| Work instructions |
Give the count of lines in the data that include "kiểm", with no other words.

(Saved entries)
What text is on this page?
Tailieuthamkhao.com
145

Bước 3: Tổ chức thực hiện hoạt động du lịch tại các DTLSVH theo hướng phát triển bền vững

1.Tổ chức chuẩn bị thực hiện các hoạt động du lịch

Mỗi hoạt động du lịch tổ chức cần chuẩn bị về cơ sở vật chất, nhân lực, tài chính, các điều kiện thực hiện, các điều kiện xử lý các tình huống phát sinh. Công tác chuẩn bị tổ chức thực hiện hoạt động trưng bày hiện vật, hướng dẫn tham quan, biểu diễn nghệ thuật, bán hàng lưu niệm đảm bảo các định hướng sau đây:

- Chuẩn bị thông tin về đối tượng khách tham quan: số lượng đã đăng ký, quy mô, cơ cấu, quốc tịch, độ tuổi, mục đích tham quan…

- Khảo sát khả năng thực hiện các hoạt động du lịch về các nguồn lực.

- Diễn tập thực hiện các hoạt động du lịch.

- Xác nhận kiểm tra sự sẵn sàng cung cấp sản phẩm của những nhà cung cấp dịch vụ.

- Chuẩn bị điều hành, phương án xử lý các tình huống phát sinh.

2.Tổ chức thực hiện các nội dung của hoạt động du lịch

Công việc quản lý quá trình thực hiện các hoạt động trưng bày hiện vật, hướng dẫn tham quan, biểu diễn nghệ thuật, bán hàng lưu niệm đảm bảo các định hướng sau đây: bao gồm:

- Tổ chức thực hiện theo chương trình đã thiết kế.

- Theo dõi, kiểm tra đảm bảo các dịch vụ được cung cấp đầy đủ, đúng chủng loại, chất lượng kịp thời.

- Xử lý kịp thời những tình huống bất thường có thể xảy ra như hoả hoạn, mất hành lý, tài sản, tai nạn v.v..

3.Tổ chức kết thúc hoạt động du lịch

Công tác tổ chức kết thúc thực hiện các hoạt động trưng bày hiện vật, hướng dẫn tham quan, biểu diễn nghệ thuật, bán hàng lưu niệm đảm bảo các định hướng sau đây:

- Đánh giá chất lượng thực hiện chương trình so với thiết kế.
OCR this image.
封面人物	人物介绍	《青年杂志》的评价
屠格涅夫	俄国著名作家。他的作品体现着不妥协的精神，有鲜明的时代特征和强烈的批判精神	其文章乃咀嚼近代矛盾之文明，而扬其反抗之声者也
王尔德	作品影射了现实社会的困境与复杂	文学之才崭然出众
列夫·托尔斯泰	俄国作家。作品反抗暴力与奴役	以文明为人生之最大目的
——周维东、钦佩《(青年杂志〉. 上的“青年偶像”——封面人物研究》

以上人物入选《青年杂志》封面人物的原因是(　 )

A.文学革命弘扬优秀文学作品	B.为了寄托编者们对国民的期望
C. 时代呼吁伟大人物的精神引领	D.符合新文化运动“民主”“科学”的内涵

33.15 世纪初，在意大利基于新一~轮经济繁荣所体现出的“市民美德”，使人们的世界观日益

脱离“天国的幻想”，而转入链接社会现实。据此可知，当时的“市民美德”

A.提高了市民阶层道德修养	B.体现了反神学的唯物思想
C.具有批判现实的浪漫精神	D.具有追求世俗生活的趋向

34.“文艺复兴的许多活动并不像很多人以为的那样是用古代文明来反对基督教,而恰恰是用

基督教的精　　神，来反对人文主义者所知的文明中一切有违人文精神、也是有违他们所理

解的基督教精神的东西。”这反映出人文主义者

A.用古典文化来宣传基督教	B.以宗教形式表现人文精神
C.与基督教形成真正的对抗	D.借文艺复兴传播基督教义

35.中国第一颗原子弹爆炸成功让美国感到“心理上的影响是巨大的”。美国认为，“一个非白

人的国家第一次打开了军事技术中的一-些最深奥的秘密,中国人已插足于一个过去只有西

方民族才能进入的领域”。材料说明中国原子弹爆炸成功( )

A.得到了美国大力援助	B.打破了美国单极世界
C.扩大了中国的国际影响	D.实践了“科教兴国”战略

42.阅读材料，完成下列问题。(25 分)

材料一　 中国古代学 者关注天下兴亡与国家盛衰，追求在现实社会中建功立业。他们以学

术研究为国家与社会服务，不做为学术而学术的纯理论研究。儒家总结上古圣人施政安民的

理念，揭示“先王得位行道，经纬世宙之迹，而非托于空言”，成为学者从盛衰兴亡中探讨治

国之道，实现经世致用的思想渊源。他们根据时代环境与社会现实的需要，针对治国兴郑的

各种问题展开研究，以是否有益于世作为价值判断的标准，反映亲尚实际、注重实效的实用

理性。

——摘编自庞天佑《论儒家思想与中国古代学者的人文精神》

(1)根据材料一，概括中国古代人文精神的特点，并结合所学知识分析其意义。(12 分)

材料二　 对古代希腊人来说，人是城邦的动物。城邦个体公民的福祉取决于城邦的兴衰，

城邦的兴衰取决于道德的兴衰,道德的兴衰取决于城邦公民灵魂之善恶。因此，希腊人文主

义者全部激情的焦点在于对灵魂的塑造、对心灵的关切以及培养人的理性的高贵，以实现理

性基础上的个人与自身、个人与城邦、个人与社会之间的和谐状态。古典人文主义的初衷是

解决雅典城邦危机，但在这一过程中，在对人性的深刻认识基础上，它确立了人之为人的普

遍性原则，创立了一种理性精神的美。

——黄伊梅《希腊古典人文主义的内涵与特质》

| Full solution |
2